| Stated exercise |
Exactly repeat the material, dropping every picture from the copy.

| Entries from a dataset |
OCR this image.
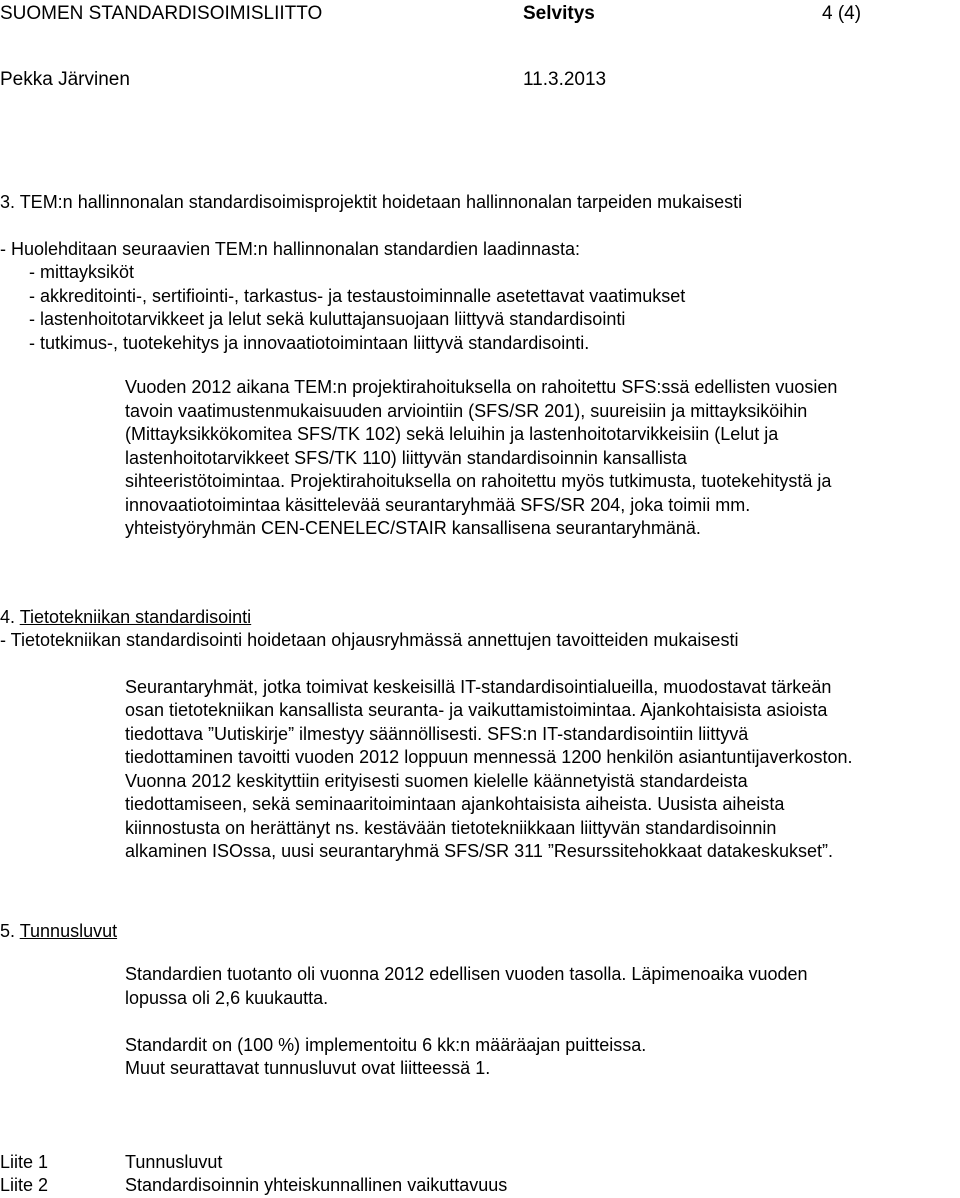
SUOMEN STANDARDISOIMISLIITTO	Selvitys	4 (4)
Pekka Järvinen	11.3.2013
3. TEM:n hallinnonalan standardisoimisprojektit hoidetaan hallinnonalan tarpeiden mukaisesti
- Huolehditaan seuraavien TEM:n hallinnonalan standardien laadinnasta:
- mittayksiköt
- akkreditointi-, sertifiointi-, tarkastus- ja testaustoiminnalle asetettavat vaatimukset
- lastenhoitotarvikkeet ja lelut sekä kuluttajansuojaan liittyvä standardisointi
- tutkimus-, tuotekehitys ja innovaatiotoimintaan liittyvä standardisointi.
Vuoden 2012 aikana TEM:n projektirahoituksella on rahoitettu SFS:ssä edellisten vuosien
tavoin vaatimustenmukaisuuden arviointiin (SFS/SR 201), suureisiin ja mittayksiköihin
(Mittayksikkökomitea SFS/TK 102) sekä leluihin ja lastenhoitotarvikkeisiin (Lelut ja
lastenhoitotarvikkeet SFS/TK 110) liittyvän standardisoinnin kansallista
sihteeristötoimintaa. Projektirahoituksella on rahoitettu myös tutkimusta, tuotekehitystä ja
innovaatiotoimintaa käsittelevää seurantaryhmää SFS/SR 204, joka toimii mm.
yhteistyöryhmän CEN-CENELEC/STAIR kansallisena seurantaryhmänä.
4. Tietotekniikan standardisointi
- Tietotekniikan standardisointi hoidetaan ohjausryhmässä annettujen tavoitteiden mukaisesti
Seurantaryhmät, jotka toimivat keskeisillä IT-standardisointialueilla, muodostavat tärkeän
osan tietotekniikan kansallista seuranta- ja vaikuttamistoimintaa. Ajankohtaisista asioista
tiedottava ”Uutiskirje” ilmestyy säännöllisesti. SFS:n IT-standardisointiin liittyvä
tiedottaminen tavoitti vuoden 2012 loppuun mennessä 1200 henkilön asiantuntijaverkoston.
Vuonna 2012 keskityttiin erityisesti suomen kielelle käännetyistä standardeista
tiedottamiseen, sekä seminaaritoimintaan ajankohtaisista aiheista. Uusista aiheista
kiinnostusta on herättänyt ns. kestävään tietotekniikkaan liittyvän standardisoinnin
alkaminen ISOssa, uusi seurantaryhmä SFS/SR 311 ”Resurssitehokkaat datakeskukset”.
5. Tunnusluvut
Standardien tuotanto oli vuonna 2012 edellisen vuoden tasolla. Läpimenoaika vuoden
lopussa oli 2,6 kuukautta.
Standardit on (100 %) implementoitu 6 kk:n määräajan puitteissa.
Muut seurattavat tunnusluvut ovat liitteessä 1.
Liite 1	Tunnusluvut
Liite 2	Standardisoinnin yhteiskunnallinen vaikuttavuus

| Written solution |
OCR this image.
SUOMEN STANDARDISOIMISLIITTO	Selvitys	4 (4)
Pekka Järvinen	11.3.2013
3. TEM:n hallinnonalan standardisoimisprojektit hoidetaan hallinnonalan tarpeiden mukaisesti
- Huolehditaan seuraavien TEM:n hallinnonalan standardien laadinnasta:
- mittayksiköt
- akkreditointi-, sertifiointi-, tarkastus- ja testaustoiminnalle asetettavat vaatimukset
- lastenhoitotarvikkeet ja lelut sekä kuluttajansuojaan liittyvä standardisointi
- tutkimus-, tuotekehitys ja innovaatiotoimintaan liittyvä standardisointi.
Vuoden 2012 aikana TEM:n projektirahoituksella on rahoitettu SFS:ssä edellisten vuosien
tavoin vaatimustenmukaisuuden arviointiin (SFS/SR 201), suureisiin ja mittayksiköihin
(Mittayksikkökomitea SFS/TK 102) sekä leluihin ja lastenhoitotarvikkeisiin (Lelut ja
lastenhoitotarvikkeet SFS/TK 110) liittyvän standardisoinnin kansallista
sihteeristötoimintaa. Projektirahoituksella on rahoitettu myös tutkimusta, tuotekehitystä ja
innovaatiotoimintaa käsittelevää seurantaryhmää SFS/SR 204, joka toimii mm.
yhteistyöryhmän CEN-CENELEC/STAIR kansallisena seurantaryhmänä.
4. Tietotekniikan standardisointi
- Tietotekniikan standardisointi hoidetaan ohjausryhmässä annettujen tavoitteiden mukaisesti
Seurantaryhmät, jotka toimivat keskeisillä IT-standardisointialueilla, muodostavat tärkeän
osan tietotekniikan kansallista seuranta- ja vaikuttamistoimintaa. Ajankohtaisista asioista
tiedottava ”Uutiskirje” ilmestyy säännöllisesti. SFS:n IT-standardisointiin liittyvä
tiedottaminen tavoitti vuoden 2012 loppuun mennessä 1200 henkilön asiantuntijaverkoston.
Vuonna 2012 keskityttiin erityisesti suomen kielelle käännetyistä standardeista
tiedottamiseen, sekä seminaaritoimintaan ajankohtaisista aiheista. Uusista aiheista
kiinnostusta on herättänyt ns. kestävään tietotekniikkaan liittyvän standardisoinnin
alkaminen ISOssa, uusi seurantaryhmä SFS/SR 311 ”Resurssitehokkaat datakeskukset”.
5. Tunnusluvut
Standardien tuotanto oli vuonna 2012 edellisen vuoden tasolla. Läpimenoaika vuoden
lopussa oli 2,6 kuukautta.
Standardit on (100 %) implementoitu 6 kk:n määräajan puitteissa.
Muut seurattavat tunnusluvut ovat liitteessä 1.
Liite 1	Tunnusluvut
Liite 2	Standardisoinnin yhteiskunnallinen vaikuttavuus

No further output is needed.